Records excerpted from a collection

+++

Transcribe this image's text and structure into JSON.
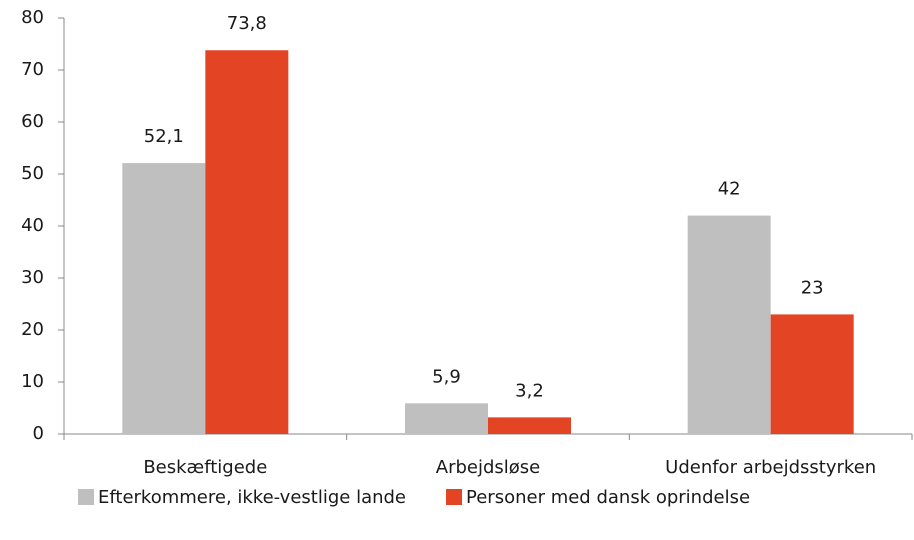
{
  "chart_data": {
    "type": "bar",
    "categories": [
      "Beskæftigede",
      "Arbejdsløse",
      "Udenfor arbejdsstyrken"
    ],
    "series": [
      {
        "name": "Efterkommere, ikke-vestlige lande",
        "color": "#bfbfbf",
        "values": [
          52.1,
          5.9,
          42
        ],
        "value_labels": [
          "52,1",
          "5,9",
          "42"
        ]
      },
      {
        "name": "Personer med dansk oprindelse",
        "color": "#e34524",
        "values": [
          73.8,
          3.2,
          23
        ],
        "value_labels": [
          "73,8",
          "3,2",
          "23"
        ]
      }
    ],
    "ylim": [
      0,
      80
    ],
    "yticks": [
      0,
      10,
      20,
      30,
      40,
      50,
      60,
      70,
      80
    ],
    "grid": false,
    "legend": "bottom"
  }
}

+++

#### PROBLEM REQUIREMENTS
Every entry must be transcribed exactly. Pictures do not belong in the copy.

#### FINISHED TASK
Transcribe this image's text and structure into JSON.
{
  "chart_data": {
    "type": "bar",
    "categories": [
      "Beskæftigede",
      "Arbejdsløse",
      "Udenfor arbejdsstyrken"
    ],
    "series": [
      {
        "name": "Efterkommere, ikke-vestlige lande",
        "color": "#bfbfbf",
        "values": [
          52.1,
          5.9,
          42
        ],
        "value_labels": [
          "52,1",
          "5,9",
          "42"
        ]
      },
      {
        "name": "Personer med dansk oprindelse",
        "color": "#e34524",
        "values": [
          73.8,
          3.2,
          23
        ],
        "value_labels": [
          "73,8",
          "3,2",
          "23"
        ]
      }
    ],
    "ylim": [
      0,
      80
    ],
    "yticks": [
      0,
      10,
      20,
      30,
      40,
      50,
      60,
      70,
      80
    ],
    "grid": false,
    "legend": "bottom"
  }
}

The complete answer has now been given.